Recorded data
======
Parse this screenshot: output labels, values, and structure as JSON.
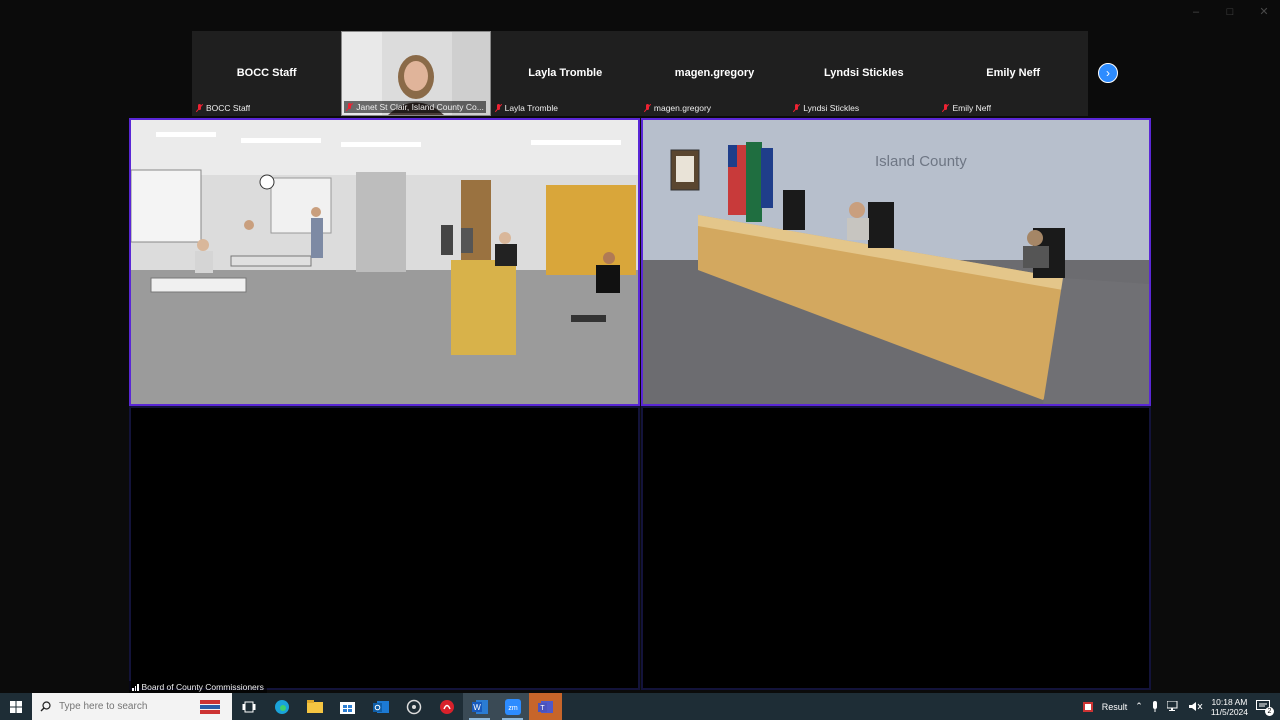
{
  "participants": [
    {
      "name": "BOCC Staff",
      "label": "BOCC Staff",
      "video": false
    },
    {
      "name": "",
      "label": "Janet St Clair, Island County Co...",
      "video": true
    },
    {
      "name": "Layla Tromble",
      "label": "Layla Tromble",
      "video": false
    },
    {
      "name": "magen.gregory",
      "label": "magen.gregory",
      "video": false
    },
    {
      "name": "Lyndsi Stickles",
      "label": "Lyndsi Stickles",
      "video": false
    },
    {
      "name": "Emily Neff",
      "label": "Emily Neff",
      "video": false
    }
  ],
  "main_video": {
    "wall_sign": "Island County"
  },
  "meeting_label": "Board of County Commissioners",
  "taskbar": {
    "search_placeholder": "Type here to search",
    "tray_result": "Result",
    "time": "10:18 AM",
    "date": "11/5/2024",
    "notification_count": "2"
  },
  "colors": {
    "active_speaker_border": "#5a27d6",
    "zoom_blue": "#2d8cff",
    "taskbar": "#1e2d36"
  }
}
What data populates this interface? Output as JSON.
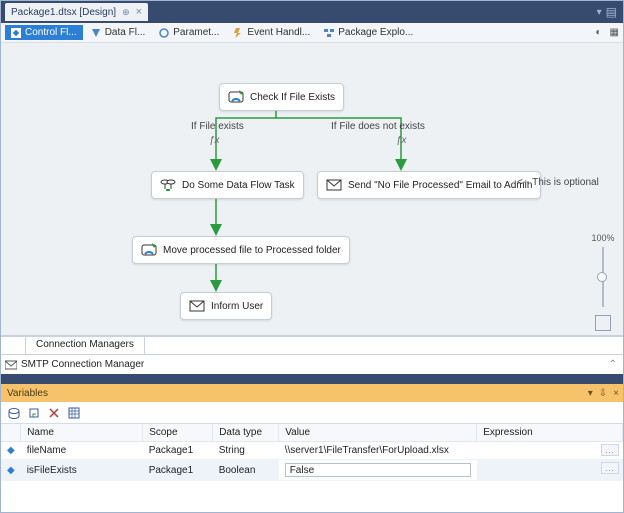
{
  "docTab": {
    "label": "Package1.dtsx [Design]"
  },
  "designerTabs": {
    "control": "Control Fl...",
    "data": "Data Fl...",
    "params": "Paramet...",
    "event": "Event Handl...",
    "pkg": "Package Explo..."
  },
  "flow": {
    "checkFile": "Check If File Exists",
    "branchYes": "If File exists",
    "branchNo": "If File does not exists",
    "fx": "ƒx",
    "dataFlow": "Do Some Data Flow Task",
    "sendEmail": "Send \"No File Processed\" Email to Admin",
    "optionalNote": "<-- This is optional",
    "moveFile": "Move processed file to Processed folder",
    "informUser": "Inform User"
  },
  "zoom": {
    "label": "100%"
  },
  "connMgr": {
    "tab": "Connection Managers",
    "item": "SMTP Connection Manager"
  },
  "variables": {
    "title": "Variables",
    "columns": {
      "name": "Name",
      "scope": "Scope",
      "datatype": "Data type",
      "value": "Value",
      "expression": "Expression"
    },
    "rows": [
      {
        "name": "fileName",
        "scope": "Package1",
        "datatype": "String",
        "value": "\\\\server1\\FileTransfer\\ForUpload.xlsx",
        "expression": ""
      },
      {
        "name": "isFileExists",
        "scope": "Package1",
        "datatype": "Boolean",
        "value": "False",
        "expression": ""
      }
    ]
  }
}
======
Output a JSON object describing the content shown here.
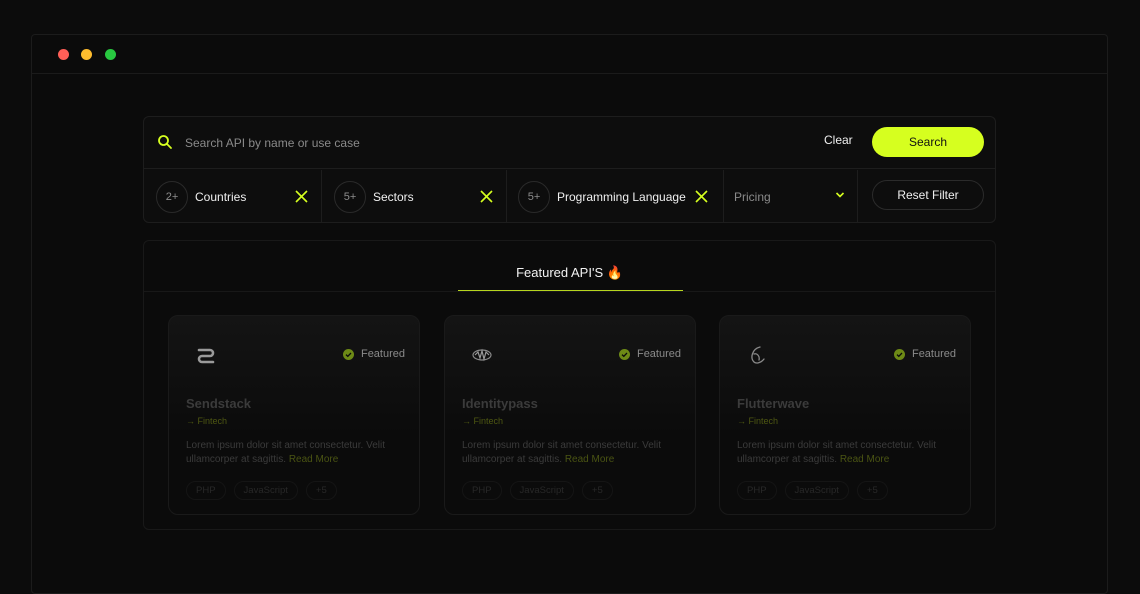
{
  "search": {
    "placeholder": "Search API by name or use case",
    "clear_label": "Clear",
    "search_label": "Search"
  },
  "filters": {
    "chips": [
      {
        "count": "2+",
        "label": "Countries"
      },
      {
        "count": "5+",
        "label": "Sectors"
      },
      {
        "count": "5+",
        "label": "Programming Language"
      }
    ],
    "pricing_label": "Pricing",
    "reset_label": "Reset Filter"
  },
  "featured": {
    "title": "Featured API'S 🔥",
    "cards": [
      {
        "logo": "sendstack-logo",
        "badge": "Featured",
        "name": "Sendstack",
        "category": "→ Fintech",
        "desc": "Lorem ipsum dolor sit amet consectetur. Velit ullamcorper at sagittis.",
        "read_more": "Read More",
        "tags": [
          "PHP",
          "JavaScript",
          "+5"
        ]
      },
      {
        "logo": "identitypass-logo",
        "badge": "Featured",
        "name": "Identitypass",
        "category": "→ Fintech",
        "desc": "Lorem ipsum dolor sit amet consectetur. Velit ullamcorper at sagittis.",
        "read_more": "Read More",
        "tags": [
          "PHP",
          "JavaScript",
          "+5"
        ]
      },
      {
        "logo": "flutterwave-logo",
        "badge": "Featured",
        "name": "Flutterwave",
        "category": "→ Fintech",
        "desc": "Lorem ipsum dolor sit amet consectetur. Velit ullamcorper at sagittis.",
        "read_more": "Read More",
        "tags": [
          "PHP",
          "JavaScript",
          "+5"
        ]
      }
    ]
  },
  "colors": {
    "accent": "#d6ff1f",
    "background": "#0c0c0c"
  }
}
======
TASK TO CARRY OUT:
Pull every line containing the word "Processed" out of the entries above.

ANSWER FOR THIS EXERCISE:
    "sendEmail": "Send \"No File Processed\" Email to Admin",
    "moveFile": "Move processed file to Processed folder",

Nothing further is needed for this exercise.